#### RECORDED DATA
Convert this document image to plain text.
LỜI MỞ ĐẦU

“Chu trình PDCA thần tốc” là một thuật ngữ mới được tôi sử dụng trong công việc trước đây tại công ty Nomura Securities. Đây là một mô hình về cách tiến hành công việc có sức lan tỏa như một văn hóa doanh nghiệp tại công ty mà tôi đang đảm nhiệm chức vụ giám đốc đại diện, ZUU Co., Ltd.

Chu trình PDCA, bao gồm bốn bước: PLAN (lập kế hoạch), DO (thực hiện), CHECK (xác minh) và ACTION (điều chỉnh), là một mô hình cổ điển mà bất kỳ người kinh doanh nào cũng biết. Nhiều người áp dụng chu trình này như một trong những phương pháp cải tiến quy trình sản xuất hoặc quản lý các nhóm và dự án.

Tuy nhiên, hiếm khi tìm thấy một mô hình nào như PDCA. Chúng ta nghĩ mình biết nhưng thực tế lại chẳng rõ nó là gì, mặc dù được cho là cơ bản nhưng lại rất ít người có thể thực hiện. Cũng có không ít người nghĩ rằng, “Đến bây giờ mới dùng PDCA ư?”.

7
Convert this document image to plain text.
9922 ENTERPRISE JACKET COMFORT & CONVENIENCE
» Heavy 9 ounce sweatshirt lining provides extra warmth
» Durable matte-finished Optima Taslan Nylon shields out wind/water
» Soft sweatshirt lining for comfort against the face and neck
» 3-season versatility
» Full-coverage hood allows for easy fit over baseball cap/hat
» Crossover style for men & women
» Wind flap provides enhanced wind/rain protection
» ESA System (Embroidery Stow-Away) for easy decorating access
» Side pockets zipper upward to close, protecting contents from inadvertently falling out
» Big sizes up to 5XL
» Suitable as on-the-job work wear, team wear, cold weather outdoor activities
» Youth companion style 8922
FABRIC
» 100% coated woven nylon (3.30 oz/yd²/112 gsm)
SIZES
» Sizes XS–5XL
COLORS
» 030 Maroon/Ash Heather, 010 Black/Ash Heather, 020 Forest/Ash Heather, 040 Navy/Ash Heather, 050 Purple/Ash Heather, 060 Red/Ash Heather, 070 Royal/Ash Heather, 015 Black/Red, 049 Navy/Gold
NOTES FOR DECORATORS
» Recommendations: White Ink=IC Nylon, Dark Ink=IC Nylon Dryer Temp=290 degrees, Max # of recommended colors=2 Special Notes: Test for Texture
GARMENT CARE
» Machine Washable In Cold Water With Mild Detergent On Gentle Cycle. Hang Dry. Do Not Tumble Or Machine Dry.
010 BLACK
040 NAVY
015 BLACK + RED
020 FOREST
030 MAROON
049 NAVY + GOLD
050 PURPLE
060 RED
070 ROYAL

* * *

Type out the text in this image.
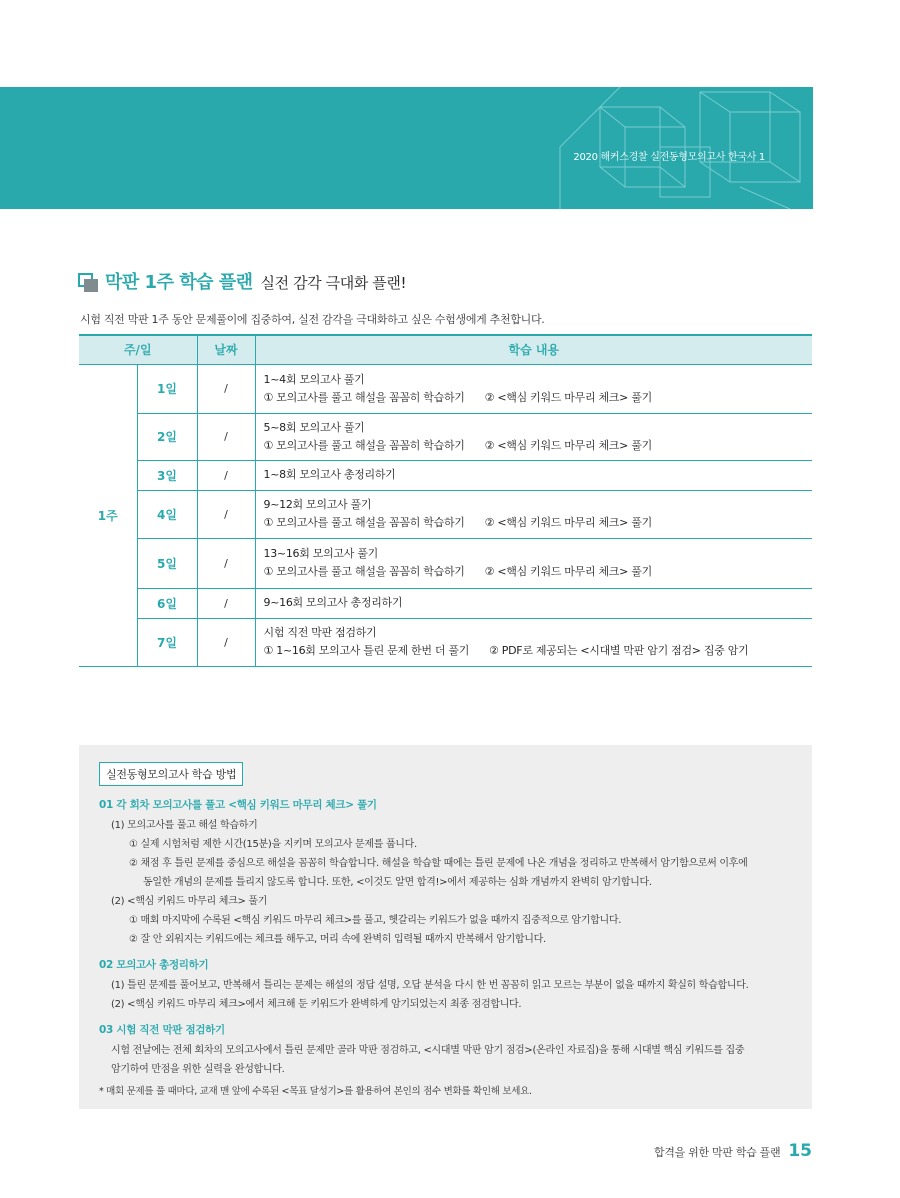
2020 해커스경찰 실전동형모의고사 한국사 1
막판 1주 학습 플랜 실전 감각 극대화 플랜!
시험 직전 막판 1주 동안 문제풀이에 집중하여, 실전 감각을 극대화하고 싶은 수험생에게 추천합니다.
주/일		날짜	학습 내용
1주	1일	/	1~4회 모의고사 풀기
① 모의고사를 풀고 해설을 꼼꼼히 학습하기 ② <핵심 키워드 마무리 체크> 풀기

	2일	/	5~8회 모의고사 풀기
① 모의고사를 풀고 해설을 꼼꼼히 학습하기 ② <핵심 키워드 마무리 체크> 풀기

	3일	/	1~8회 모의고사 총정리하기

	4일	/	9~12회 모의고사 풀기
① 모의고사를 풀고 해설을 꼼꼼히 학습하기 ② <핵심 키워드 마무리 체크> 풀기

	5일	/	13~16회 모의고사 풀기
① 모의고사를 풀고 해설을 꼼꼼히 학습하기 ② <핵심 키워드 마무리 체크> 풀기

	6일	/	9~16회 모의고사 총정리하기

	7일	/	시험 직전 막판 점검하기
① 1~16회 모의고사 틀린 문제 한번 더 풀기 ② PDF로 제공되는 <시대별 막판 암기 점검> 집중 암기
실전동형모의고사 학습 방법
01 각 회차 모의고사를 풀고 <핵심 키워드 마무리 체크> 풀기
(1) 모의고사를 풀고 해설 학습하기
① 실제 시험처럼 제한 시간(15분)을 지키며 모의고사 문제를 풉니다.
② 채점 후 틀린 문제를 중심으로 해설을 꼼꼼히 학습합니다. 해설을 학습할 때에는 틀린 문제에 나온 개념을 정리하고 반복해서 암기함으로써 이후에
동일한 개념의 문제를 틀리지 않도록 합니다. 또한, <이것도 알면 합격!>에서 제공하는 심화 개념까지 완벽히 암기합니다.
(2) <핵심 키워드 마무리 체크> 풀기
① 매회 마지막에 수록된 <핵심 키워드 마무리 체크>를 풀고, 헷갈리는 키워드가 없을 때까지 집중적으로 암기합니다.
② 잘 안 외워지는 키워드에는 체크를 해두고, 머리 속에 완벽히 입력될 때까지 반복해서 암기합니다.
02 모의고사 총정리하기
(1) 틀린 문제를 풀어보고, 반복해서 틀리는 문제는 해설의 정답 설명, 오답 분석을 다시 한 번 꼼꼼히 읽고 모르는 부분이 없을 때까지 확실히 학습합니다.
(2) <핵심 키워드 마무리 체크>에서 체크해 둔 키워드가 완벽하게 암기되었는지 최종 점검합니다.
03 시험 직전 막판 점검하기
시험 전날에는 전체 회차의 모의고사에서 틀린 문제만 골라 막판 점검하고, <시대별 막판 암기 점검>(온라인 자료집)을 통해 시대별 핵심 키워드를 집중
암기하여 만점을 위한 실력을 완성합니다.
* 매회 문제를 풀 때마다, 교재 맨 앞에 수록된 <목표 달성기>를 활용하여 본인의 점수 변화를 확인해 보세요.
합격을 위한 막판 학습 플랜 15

#### CHALLENGE
List each line of the records that holds the string "wind".

#### RESPONSE BELOW
» Durable matte-finished Optima Taslan Nylon shields out wind/water
» Wind flap provides enhanced wind/rain protection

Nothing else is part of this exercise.